Washington, DC.- La reciente orden del juez federal Jesse Furman de que no se incluya en el Censo 2020 la pregunta sobre ciudadanía a las personas que habitan Estados Unidos conlleva no solamente es un revés para las pretensiones del actual gobierno de facilitarse la tarea de “marcar” a los que no desea que habiten este país.
Dicha orden judicial significa también la reivindicación de una postura incluyente que en las últimas décadas había venido siendo norma en la conformación de una identidad: la de una nación diversa y multicultural, cuya fuerza y crecimiento en todo sentido ha provenido directamente de su inmigración, regulada o no regulada, como lo indica su historia.
Así, la irrelevancia de una pregunta de tal naturaleza para un ejercicio exclusivamente de medición demográfica en la actualidad tiene su origen, por supuesto, en la politización del Censo y sobre todo en la postura anti-inmigrante de quienes despachan hoy en la Casa Blanca.
La ilegalidad en que según el juez Furman ha incurrido el Secretario de Comercio, Wilbur Ross, al incluir la pregunta del estatus migratorio en el próximo Censo representa solo un bloqueo momentáneo, que con toda seguridad enfrentará el gobierno federal, pues en otras épocas dicha pregunta sí era incluida, y no se sabe si la querella termine en la Suprema Corte. Quizá.
Pero el propio juez ya lo advirtió en su dictamen: “Cientos de miles —si no es que millones— no serán contados si se incluye la pregunta de la ciudadanía”.
En efecto, la natural inhibición a participar en el conteo se multiplicaría por millones, con el riesgo de que ciudades, distritos, vecindarios, estados pierdan considerables partidas presupuestarias, además de la fuerza política y económica que han adquirido gracias a los millones de inmigrantes que han dado vida, fe y esperanza a vastas regiones de Estados Unidos que, sin su presencia, no serían más que espacios decididamente decadentes. El acoso y los ataques mediante la retórica oficial, sobre todo contra la comunidad latina, dan constancia de esa posibilidad.

[Datos de comprensión de documentos]
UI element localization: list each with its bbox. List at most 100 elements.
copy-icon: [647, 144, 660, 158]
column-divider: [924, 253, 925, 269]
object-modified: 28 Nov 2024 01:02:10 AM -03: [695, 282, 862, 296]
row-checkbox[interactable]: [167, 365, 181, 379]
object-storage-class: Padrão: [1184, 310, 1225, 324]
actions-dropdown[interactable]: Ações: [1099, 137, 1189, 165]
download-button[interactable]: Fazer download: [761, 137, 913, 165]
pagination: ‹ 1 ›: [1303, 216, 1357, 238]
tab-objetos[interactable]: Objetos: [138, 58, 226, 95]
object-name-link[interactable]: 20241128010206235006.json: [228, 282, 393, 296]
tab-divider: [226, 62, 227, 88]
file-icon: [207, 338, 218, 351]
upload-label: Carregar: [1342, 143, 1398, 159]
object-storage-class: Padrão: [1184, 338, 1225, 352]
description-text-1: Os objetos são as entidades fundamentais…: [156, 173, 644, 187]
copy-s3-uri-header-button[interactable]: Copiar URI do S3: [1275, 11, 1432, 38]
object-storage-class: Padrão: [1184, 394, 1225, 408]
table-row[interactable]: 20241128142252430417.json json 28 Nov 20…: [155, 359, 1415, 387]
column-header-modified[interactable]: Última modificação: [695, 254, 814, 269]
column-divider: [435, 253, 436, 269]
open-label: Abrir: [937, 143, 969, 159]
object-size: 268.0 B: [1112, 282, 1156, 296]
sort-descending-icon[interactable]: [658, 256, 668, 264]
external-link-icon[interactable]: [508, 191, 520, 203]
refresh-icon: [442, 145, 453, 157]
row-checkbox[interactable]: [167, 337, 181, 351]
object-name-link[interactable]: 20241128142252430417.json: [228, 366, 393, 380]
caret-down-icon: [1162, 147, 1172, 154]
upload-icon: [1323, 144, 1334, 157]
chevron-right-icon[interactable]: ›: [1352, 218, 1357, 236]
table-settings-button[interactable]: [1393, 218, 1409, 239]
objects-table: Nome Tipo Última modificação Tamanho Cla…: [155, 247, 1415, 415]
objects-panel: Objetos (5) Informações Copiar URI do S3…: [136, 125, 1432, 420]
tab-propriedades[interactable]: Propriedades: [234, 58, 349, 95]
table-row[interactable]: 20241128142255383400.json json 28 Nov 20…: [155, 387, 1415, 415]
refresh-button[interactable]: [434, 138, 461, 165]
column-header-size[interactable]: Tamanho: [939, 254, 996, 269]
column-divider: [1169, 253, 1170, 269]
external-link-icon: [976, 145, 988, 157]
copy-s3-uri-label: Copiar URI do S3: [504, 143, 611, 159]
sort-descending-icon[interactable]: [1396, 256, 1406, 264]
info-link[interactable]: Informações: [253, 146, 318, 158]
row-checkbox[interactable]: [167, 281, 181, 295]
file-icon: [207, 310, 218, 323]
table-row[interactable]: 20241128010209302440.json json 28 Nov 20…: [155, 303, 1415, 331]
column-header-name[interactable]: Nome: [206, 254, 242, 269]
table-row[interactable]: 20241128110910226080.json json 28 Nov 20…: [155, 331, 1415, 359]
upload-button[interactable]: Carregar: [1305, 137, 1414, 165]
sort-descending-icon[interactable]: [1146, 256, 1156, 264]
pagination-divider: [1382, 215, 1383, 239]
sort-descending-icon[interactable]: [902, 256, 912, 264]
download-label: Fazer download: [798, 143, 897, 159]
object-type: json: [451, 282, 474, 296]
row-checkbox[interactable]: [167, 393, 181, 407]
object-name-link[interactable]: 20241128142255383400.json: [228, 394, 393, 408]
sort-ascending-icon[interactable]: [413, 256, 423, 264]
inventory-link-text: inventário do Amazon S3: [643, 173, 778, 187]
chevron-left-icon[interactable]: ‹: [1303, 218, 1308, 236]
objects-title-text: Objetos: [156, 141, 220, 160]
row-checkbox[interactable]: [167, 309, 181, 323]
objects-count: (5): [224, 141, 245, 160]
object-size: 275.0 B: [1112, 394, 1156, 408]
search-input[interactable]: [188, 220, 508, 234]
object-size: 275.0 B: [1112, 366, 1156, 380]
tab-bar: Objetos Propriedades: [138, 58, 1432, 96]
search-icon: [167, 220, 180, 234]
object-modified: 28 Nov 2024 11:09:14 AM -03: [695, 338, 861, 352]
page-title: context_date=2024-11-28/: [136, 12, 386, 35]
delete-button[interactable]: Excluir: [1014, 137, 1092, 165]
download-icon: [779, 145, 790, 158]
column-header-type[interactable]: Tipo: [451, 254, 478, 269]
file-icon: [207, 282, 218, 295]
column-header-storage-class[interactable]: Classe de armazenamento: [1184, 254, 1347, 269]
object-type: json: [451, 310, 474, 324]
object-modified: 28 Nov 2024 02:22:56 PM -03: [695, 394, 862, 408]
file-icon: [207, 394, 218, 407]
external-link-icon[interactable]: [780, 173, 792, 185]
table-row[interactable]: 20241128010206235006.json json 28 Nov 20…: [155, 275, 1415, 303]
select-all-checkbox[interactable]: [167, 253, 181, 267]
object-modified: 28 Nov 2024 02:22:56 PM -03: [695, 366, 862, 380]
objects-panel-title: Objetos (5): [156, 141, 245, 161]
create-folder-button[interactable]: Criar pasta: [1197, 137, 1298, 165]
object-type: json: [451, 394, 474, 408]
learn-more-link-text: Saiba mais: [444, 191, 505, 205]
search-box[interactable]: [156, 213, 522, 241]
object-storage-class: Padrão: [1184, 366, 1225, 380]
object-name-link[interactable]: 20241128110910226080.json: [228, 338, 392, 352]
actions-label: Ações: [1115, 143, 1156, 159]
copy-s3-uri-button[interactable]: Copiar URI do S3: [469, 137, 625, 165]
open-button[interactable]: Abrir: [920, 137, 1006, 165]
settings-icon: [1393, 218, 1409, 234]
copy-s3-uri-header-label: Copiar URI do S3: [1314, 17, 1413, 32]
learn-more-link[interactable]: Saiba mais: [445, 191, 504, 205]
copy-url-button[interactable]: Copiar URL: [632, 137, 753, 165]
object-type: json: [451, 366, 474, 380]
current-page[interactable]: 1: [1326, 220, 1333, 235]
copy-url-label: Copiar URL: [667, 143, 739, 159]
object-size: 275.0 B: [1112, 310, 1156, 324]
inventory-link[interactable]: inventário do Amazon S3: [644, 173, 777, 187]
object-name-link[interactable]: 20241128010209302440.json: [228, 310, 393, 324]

= COMPRUEBA TU COMPRENSIÓN =
1/ Reescribe el texto sobre la pregunta de ciudadanía en el Censo desde "Washington, DC.- La" hasta "habiten este país.", ambos incluidos, y cambia "juez federal" por "magistrado federal".
2/ Continúa el texto sobre la pregunta de ciudadanía en el Censo 2020 a partir de su última oración.

= RESPUESTAS =
1/
Washington, DC.- La reciente orden del magistrado federal Jesse Furman de que no se incluya en el Censo 2020 la pregunta sobre ciudadanía a las personas que habitan Estados Unidos conlleva no solamente es un revés para las pretensiones del actual gobierno de facilitarse la tarea de “marcar” a los que no desea que habiten este país.

2/
Hacia principios de este siglo, para el Censo de 2000, y luego para el de 2010, las campañas de propaganda para participar en el conteo eran épicas, y ya fuera en televisión, radio o medios impresos la insistencia radicaba en que no se tuviera miedo, que no importaba su estatus migratorio y que con sus respuestas se ayudaba, en mucho, a esta nación. “¡Hágase contar!”, rezaba un eslogan de campaña. Su efecto, por supuesto, potenció la participación.
El porqué en este gobierno las cosas se han torcido incluso en un ejercicio tan fundamentalmente cívico y constitucional como es el Censo se ha convertido en una pregunta de “Perogrullo”. No hace falta rascarle a la verdad porque las cosas están ahí, a la vista de todos, a flor de piel. Y puede haber miles de justificaciones, de parte de los funcionarios o de los habilitadores del gobierno, pero el hecho es que la dinámica social se mide por su riqueza económica, política, cultural, ambiental, etcetera, y no por el estatus migratorio de sus integrantes.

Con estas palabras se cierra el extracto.